___ MATERIAL FOR THIS TASK ___

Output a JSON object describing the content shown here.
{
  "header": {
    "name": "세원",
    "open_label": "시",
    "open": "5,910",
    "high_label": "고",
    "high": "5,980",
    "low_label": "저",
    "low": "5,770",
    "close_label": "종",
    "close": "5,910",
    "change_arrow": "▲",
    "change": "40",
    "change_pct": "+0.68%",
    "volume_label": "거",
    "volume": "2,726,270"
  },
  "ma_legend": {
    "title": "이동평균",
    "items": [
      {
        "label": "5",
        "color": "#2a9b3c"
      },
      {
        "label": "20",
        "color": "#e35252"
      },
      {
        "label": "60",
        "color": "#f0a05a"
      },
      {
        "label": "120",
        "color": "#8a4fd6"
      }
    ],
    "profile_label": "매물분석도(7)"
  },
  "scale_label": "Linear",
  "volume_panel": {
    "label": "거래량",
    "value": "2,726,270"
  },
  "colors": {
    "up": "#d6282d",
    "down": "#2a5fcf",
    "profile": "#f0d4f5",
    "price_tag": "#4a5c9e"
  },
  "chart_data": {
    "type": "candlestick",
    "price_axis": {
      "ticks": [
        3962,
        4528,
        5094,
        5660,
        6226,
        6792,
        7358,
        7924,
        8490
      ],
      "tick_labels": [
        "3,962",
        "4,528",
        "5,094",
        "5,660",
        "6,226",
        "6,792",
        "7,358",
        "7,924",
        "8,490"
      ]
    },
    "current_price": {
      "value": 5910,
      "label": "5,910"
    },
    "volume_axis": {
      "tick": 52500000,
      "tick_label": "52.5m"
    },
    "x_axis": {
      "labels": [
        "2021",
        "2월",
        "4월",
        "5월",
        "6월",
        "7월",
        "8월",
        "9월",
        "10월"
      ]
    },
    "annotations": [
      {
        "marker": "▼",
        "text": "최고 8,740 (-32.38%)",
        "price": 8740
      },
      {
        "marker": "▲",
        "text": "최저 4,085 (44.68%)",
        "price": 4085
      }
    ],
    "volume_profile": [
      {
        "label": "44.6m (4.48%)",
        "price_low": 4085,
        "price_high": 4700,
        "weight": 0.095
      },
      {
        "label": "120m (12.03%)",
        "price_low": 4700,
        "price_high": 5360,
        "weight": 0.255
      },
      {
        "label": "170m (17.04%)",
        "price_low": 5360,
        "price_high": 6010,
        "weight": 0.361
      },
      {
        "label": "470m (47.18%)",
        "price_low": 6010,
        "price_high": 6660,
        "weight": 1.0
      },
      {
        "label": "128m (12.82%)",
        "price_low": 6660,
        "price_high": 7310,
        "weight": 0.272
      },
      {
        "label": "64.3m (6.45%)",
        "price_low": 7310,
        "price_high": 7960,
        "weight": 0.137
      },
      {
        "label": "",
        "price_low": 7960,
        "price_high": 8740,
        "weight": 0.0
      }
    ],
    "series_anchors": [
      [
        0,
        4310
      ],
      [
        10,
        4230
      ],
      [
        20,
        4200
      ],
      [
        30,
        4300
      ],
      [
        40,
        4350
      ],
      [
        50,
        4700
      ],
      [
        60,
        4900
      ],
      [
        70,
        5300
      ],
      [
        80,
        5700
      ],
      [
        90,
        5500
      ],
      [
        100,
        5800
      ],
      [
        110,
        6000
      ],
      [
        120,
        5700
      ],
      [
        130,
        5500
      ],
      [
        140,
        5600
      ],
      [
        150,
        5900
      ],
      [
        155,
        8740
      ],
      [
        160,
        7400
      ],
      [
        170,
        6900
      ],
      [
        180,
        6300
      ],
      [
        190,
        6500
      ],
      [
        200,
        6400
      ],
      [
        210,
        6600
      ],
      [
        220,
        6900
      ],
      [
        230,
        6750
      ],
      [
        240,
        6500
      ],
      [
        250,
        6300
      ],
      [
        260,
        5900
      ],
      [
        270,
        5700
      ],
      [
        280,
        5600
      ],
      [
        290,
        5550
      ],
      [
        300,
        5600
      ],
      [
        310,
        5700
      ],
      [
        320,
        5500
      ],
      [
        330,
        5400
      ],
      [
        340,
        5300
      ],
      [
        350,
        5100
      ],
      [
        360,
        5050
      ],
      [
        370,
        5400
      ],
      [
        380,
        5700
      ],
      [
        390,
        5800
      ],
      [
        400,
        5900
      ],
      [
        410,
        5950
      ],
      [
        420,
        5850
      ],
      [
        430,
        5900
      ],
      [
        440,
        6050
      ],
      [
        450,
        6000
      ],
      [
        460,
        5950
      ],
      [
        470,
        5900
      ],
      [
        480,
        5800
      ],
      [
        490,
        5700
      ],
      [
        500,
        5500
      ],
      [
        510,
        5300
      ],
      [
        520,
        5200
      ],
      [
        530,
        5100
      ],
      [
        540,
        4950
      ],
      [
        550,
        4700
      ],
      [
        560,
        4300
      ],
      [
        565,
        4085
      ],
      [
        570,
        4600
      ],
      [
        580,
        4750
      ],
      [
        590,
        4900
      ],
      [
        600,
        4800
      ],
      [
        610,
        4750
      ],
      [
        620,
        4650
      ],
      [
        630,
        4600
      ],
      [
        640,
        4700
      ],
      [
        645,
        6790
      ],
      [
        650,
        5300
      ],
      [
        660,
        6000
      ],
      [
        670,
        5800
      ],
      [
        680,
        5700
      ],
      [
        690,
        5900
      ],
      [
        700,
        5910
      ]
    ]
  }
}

___

▶ _GOAL_
Leave out every line without the string "weight" and copy the rest.

▶ _TASK RESULT_
        "weight": 0.095
        "weight": 0.255
        "weight": 0.361
        "weight": 1.0
        "weight": 0.272
        "weight": 0.137
        "weight": 0.0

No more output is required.